Short problem ▸ In the records that follow, locate every line with "psiche" and extract it.

[start Records]

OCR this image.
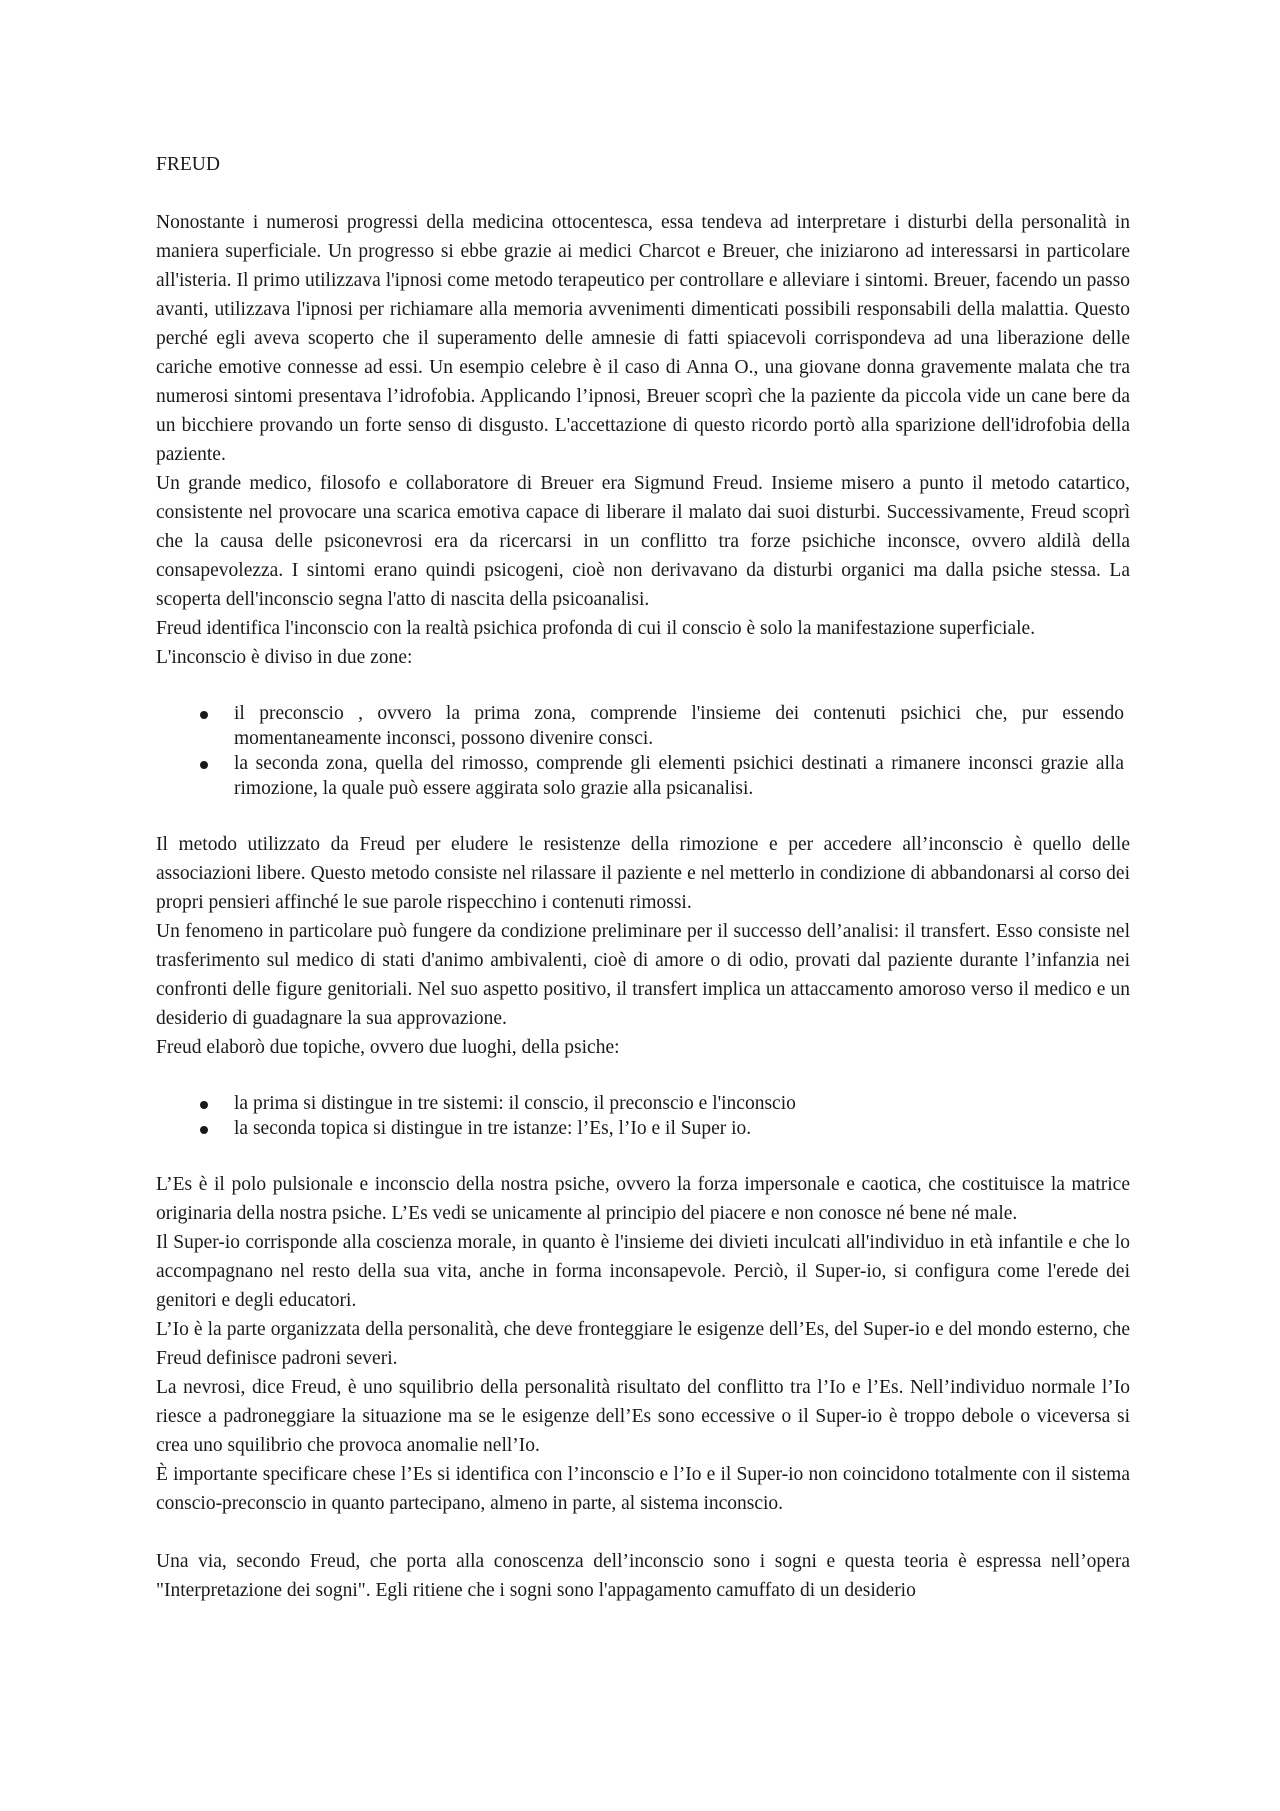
FREUD

Nonostante i numerosi progressi della medicina ottocentesca, essa tendeva ad interpretare i disturbi della personalità in maniera superficiale. Un progresso si ebbe grazie ai medici Charcot e Breuer, che iniziarono ad interessarsi in particolare all'isteria. Il primo utilizzava l'ipnosi come metodo terapeutico per controllare e alleviare i sintomi. Breuer, facendo un passo avanti, utilizzava l'ipnosi per richiamare alla memoria avvenimenti dimenticati possibili responsabili della malattia. Questo perché egli aveva scoperto che il superamento delle amnesie di fatti spiacevoli corrispondeva ad una liberazione delle cariche emotive connesse ad essi. Un esempio celebre è il caso di Anna O., una giovane donna gravemente malata che tra numerosi sintomi presentava l’idrofobia. Applicando l’ipnosi, Breuer scoprì che la paziente da piccola vide un cane bere da un bicchiere provando un forte senso di disgusto. L'accettazione di questo ricordo portò alla sparizione dell'idrofobia della paziente.

Un grande medico, filosofo e collaboratore di Breuer era Sigmund Freud. Insieme misero a punto il metodo catartico, consistente nel provocare una scarica emotiva capace di liberare il malato dai suoi disturbi. Successivamente, Freud scoprì che la causa delle psiconevrosi era da ricercarsi in un conflitto tra forze psichiche inconsce, ovvero aldilà della consapevolezza. I sintomi erano quindi psicogeni, cioè non derivavano da disturbi organici ma dalla psiche stessa. La scoperta dell'inconscio segna l'atto di nascita della psicoanalisi.

Freud identifica l'inconscio con la realtà psichica profonda di cui il conscio è solo la manifestazione superficiale.

L'inconscio è diviso in due zone:

il preconscio , ovvero la prima zona, comprende l'insieme dei contenuti psichici che, pur essendo momentaneamente inconsci, possono divenire consci.
la seconda zona, quella del rimosso, comprende gli elementi psichici destinati a rimanere inconsci grazie alla rimozione, la quale può essere aggirata solo grazie alla psicanalisi.

Il metodo utilizzato da Freud per eludere le resistenze della rimozione e per accedere all’inconscio è quello delle associazioni libere. Questo metodo consiste nel rilassare il paziente e nel metterlo in condizione di abbandonarsi al corso dei propri pensieri affinché le sue parole rispecchino i contenuti rimossi.

Un fenomeno in particolare può fungere da condizione preliminare per il successo dell’analisi: il transfert. Esso consiste nel trasferimento sul medico di stati d'animo ambivalenti, cioè di amore o di odio, provati dal paziente durante l’infanzia nei confronti delle figure genitoriali. Nel suo aspetto positivo, il transfert implica un attaccamento amoroso verso il medico e un desiderio di guadagnare la sua approvazione.

Freud elaborò due topiche, ovvero due luoghi, della psiche:

la prima si distingue in tre sistemi: il conscio, il preconscio e l'inconscio
la seconda topica si distingue in tre istanze: l’Es, l’Io e il Super io.

L’Es è il polo pulsionale e inconscio della nostra psiche, ovvero la forza impersonale e caotica, che costituisce la matrice originaria della nostra psiche. L’Es vedi se unicamente al principio del piacere e non conosce né bene né male.

Il Super-io corrisponde alla coscienza morale, in quanto è l'insieme dei divieti inculcati all'individuo in età infantile e che lo accompagnano nel resto della sua vita, anche in forma inconsapevole. Perciò, il Super-io, si configura come l'erede dei genitori e degli educatori.

L’Io è la parte organizzata della personalità, che deve fronteggiare le esigenze dell’Es, del Super-io e del mondo esterno, che Freud definisce padroni severi.

La nevrosi, dice Freud, è uno squilibrio della personalità risultato del conflitto tra l’Io e l’Es. Nell’individuo normale l’Io riesce a padroneggiare la situazione ma se le esigenze dell’Es sono eccessive o il Super-io è troppo debole o viceversa si crea uno squilibrio che provoca anomalie nell’Io.

È importante specificare chese l’Es si identifica con l’inconscio e l’Io e il Super-io non coincidono totalmente con il sistema conscio-preconscio in quanto partecipano, almeno in parte, al sistema inconscio.

Una via, secondo Freud, che porta alla conoscenza dell’inconscio sono i sogni e questa teoria è espressa nell’opera "Interpretazione dei sogni". Egli ritiene che i sogni sono l'appagamento camuffato di un desiderio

[end Records]

Reply to the task ▸
Un grande medico, filosofo e collaboratore di Breuer era Sigmund Freud. Insieme misero a punto il metodo catartico, consistente nel provocare una scarica emotiva capace di liberare il malato dai suoi disturbi. Successivamente, Freud scoprì che la causa delle psiconevrosi era da ricercarsi in un conflitto tra forze psichiche inconsce, ovvero aldilà della consapevolezza. I sintomi erano quindi psicogeni, cioè non derivavano da disturbi organici ma dalla psiche stessa. La scoperta dell'inconscio segna l'atto di nascita della psicoanalisi.
Freud elaborò due topiche, ovvero due luoghi, della psiche:
L’Es è il polo pulsionale e inconscio della nostra psiche, ovvero la forza impersonale e caotica, che costituisce la matrice originaria della nostra psiche. L’Es vedi se unicamente al principio del piacere e non conosce né bene né male.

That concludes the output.